What the task requires =
Look through the records below, and copy out every line that holds the string "wali".

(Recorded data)
--------------------

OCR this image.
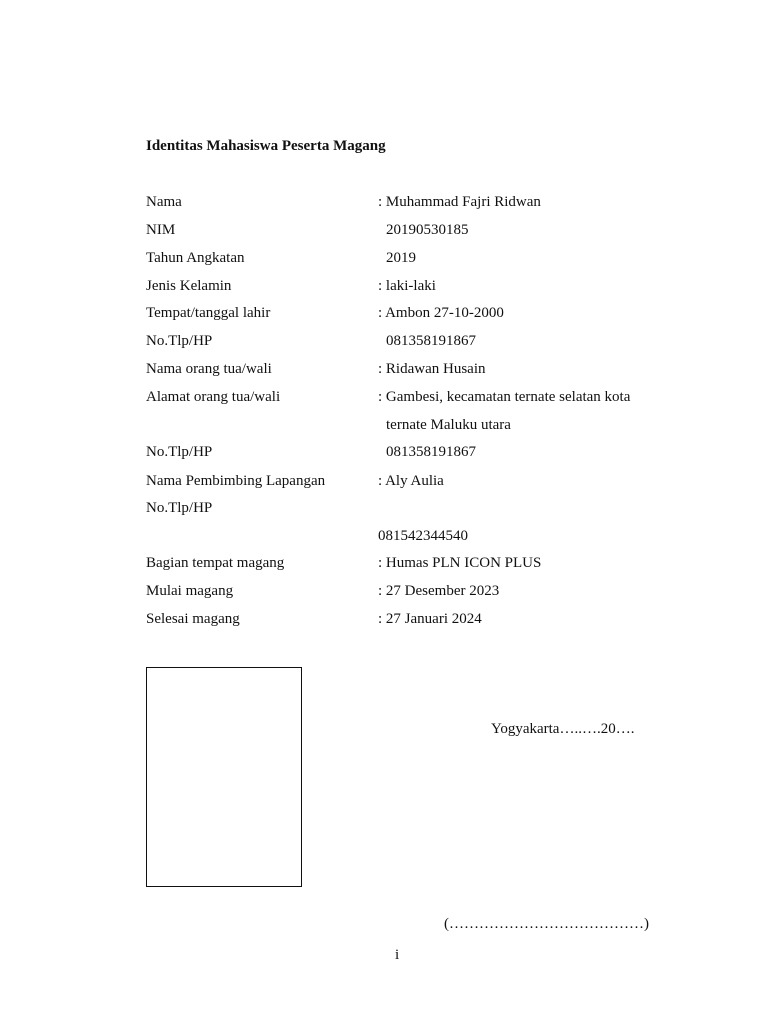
Identitas Mahasiswa Peserta Magang
Nama	: Muhammad Fajri Ridwan
NIM	20190530185
Tahun Angkatan	2019
Jenis Kelamin	: laki-laki
Tempat/tanggal lahir	: Ambon 27-10-2000
No.Tlp/HP	081358191867
Nama orang tua/wali	: Ridawan Husain
Alamat orang tua/wali	: Gambesi, kecamatan ternate selatan kota
ternate Maluku utara
No.Tlp/HP	081358191867
Nama Pembimbing Lapangan	: Aly Aulia
No.Tlp/HP
081542344540
Bagian tempat magang	: Humas PLN ICON PLUS
Mulai magang	: 27 Desember 2023
Selesai magang	: 27 Januari 2024
Yogyakarta…..….20….
(…………………………………)
i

--------------------

Exercise output =
Nama orang tua/wali	: Ridawan Husain
Alamat orang tua/wali	: Gambesi, kecamatan ternate selatan kota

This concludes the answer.